• _WHAT YOU WILL DO_
List each line holding the string "this".

• _INPUT DATA_
##########
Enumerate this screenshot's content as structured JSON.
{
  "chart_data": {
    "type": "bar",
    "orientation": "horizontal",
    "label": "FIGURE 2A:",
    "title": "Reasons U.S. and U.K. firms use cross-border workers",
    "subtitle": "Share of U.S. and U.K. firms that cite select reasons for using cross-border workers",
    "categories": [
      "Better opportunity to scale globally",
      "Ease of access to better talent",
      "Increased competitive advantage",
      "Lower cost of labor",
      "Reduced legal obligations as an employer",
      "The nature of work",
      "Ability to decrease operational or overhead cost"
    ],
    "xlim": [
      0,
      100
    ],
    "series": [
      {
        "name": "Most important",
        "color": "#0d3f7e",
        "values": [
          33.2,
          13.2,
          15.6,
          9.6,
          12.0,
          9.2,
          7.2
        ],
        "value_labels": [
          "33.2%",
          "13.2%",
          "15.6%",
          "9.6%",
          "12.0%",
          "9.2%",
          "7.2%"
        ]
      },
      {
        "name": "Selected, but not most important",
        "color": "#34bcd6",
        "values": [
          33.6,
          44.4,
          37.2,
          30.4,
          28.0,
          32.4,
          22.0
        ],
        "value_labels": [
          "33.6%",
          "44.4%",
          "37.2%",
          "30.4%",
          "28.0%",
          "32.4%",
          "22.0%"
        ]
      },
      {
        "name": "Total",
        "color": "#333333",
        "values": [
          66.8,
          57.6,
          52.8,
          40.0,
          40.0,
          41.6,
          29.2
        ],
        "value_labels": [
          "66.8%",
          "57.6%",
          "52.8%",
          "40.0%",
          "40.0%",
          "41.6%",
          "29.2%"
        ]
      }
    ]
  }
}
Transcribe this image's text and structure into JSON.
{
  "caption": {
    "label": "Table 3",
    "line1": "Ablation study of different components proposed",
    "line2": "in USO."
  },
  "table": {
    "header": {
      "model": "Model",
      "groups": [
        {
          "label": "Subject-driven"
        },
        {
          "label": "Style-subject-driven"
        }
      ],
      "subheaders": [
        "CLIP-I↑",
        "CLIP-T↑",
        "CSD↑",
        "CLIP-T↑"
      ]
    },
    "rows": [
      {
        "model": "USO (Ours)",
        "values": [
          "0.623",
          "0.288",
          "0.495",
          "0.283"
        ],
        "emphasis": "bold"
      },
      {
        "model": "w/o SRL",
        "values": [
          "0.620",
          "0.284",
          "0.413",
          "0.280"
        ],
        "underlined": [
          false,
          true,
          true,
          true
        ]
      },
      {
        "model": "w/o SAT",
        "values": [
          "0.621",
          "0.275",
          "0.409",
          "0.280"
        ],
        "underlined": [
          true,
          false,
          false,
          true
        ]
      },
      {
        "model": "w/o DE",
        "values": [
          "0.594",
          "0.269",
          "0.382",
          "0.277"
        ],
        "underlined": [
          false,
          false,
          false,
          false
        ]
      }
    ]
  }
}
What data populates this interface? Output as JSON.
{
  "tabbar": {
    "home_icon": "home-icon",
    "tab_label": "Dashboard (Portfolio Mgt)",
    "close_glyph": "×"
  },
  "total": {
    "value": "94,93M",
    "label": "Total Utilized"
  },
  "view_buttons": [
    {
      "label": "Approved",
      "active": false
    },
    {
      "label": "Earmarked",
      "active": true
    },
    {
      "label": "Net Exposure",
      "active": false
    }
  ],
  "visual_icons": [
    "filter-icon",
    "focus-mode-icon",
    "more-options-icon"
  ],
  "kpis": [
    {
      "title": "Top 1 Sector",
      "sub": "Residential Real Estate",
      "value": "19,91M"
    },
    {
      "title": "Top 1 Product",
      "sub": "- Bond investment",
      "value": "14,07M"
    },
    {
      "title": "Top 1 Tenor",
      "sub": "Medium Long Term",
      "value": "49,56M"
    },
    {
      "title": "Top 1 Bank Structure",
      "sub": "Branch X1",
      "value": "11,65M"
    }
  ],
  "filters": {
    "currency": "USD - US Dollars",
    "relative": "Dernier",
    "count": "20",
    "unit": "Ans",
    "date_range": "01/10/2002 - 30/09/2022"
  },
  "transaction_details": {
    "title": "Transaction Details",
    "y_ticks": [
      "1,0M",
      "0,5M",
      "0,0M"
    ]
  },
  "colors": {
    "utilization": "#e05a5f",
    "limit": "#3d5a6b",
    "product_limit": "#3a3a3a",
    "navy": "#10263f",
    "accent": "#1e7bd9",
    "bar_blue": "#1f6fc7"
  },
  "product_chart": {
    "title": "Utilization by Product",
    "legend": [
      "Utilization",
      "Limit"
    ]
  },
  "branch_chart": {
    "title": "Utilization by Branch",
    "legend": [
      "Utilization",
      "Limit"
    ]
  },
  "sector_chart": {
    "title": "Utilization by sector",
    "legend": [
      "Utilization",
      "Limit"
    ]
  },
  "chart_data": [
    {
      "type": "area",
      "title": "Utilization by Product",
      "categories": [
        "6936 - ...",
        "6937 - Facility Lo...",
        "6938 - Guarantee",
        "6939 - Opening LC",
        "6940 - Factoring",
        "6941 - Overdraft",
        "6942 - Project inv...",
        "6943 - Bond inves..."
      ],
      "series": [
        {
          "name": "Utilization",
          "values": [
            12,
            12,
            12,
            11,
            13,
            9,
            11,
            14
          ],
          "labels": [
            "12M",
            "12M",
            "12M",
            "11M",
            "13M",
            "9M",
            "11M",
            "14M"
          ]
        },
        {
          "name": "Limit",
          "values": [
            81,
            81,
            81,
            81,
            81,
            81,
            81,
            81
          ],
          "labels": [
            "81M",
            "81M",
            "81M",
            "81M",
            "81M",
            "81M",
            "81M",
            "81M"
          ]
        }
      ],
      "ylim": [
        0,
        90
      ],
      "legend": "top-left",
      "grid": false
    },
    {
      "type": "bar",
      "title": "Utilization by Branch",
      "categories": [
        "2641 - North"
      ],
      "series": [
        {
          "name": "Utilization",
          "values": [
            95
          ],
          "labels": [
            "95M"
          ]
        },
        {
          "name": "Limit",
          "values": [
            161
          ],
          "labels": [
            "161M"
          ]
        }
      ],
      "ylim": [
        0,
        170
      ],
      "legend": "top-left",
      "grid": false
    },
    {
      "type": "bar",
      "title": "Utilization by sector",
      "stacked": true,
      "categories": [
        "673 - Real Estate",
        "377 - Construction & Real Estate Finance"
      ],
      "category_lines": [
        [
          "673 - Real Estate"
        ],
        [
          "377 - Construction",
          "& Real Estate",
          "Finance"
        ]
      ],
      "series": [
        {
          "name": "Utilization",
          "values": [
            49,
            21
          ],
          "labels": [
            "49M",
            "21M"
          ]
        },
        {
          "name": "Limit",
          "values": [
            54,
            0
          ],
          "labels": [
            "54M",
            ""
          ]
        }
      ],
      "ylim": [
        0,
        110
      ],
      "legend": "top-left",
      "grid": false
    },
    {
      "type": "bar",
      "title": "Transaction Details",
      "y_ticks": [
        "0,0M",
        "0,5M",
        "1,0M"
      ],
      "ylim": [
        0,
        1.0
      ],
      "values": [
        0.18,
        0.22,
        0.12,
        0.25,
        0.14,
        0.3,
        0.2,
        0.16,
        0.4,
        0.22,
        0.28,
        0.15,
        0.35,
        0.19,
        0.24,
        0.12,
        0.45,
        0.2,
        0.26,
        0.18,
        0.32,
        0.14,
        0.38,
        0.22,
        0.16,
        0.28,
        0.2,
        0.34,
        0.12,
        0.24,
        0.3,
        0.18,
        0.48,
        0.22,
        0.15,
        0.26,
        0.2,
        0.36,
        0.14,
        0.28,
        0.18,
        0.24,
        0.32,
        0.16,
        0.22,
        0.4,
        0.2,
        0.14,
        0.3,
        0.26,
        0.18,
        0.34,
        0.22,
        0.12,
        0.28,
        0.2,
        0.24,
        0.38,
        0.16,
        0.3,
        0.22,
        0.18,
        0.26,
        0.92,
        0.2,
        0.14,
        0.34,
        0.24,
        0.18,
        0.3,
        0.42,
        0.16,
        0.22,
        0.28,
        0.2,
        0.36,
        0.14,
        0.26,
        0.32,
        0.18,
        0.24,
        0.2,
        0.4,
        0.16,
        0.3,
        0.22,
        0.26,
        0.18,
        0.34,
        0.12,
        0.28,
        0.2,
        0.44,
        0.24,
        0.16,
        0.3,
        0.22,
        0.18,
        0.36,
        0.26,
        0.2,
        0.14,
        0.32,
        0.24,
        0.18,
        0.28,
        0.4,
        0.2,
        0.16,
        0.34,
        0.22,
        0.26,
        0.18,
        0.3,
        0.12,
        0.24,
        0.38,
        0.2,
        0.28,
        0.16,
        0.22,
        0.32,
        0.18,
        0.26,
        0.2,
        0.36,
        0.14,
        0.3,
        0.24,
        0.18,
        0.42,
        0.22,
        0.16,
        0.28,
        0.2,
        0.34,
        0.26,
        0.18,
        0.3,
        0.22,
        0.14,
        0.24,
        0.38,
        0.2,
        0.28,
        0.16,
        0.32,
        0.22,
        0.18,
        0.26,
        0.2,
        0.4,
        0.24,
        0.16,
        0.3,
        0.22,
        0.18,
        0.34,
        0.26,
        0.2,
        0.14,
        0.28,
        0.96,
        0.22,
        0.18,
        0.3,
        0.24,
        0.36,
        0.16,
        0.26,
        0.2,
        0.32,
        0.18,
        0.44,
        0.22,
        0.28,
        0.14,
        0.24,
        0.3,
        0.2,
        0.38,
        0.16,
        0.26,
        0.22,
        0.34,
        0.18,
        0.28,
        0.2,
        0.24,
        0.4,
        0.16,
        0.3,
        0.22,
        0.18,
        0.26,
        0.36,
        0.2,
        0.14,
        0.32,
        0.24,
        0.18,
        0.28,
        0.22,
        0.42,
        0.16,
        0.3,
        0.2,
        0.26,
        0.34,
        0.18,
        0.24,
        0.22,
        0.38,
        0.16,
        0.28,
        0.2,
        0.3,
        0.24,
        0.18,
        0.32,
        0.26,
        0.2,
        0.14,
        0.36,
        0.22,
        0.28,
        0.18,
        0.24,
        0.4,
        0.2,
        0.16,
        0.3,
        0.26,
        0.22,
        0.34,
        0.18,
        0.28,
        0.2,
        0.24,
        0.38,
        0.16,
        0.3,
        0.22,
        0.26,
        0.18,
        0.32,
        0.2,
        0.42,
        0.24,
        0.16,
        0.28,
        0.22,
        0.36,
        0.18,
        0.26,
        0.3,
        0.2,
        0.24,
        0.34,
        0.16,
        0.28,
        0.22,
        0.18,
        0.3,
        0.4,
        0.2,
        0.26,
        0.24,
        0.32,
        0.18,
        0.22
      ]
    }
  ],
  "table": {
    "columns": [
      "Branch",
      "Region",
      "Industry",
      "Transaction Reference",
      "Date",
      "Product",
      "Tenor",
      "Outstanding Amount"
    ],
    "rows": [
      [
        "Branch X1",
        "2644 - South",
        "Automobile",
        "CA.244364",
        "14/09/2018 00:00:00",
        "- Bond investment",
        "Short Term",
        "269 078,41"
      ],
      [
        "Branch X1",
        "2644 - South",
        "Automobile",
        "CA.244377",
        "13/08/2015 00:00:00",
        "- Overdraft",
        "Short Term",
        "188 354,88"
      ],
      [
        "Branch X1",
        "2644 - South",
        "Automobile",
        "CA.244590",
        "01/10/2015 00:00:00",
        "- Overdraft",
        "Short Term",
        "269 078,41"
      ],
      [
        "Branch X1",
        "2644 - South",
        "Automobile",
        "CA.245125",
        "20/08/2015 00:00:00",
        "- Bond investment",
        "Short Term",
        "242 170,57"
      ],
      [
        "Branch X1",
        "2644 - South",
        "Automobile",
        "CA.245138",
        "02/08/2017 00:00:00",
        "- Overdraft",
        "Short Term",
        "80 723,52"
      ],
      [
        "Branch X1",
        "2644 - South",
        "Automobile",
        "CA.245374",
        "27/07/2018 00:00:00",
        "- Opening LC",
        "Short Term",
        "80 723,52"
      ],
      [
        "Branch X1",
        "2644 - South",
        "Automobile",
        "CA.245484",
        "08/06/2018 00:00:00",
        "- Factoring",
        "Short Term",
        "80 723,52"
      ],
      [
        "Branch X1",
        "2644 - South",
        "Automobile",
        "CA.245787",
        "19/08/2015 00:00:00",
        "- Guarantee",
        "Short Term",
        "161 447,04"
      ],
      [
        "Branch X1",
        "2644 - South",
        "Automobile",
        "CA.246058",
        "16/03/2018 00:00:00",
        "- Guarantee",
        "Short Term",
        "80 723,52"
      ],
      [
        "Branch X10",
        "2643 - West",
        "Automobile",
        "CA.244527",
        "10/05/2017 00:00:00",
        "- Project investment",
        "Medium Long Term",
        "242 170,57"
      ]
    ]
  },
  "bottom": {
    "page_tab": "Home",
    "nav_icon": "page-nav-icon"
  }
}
##########
• _EXERCISE ANSWER_
Enumerate this screenshot's content as structured JSON.
Transcribe this image's text and structure into JSON.
What data populates this interface? Output as JSON.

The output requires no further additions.